● **PROBLEM REQUIREMENTS**: Gather every line from the entries below that includes "title".

● **INPUT DATA**:

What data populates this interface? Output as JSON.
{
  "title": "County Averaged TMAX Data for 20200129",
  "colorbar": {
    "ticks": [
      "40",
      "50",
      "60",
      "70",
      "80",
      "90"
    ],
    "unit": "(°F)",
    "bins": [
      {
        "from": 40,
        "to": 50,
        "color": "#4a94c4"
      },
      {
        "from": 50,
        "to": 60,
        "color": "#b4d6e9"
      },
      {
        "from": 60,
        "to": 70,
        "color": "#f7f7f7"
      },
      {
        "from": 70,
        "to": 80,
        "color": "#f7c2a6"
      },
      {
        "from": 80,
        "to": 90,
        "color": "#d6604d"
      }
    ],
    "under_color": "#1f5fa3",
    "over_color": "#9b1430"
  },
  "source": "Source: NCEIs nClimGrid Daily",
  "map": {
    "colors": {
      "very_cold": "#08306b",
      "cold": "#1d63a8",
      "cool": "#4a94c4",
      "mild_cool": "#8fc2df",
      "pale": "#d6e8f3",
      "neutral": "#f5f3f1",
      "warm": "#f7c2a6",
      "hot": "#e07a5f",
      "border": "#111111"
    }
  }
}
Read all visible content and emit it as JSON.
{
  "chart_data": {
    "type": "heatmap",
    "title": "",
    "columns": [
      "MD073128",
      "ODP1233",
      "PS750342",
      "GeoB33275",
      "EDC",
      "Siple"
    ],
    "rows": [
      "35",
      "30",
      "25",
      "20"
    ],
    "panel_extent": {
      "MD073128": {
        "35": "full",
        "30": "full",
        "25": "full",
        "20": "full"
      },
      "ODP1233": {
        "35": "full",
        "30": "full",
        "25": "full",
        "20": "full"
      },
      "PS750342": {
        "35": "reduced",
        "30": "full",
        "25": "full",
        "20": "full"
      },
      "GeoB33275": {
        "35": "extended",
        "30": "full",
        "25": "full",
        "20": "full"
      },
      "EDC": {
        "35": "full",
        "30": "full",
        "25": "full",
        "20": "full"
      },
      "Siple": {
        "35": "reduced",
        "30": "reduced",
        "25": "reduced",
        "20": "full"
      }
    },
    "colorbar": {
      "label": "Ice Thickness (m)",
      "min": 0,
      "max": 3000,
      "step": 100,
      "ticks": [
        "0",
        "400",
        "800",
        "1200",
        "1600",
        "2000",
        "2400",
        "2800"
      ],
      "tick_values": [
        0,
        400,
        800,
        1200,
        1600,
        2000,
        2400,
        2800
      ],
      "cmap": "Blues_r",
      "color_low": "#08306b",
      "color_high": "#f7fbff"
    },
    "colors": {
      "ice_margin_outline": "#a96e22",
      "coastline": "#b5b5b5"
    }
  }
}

● **RESPONSE TO THIS EXERCISE**:
  "title": "County Averaged TMAX Data for 20200129",
    "title": "",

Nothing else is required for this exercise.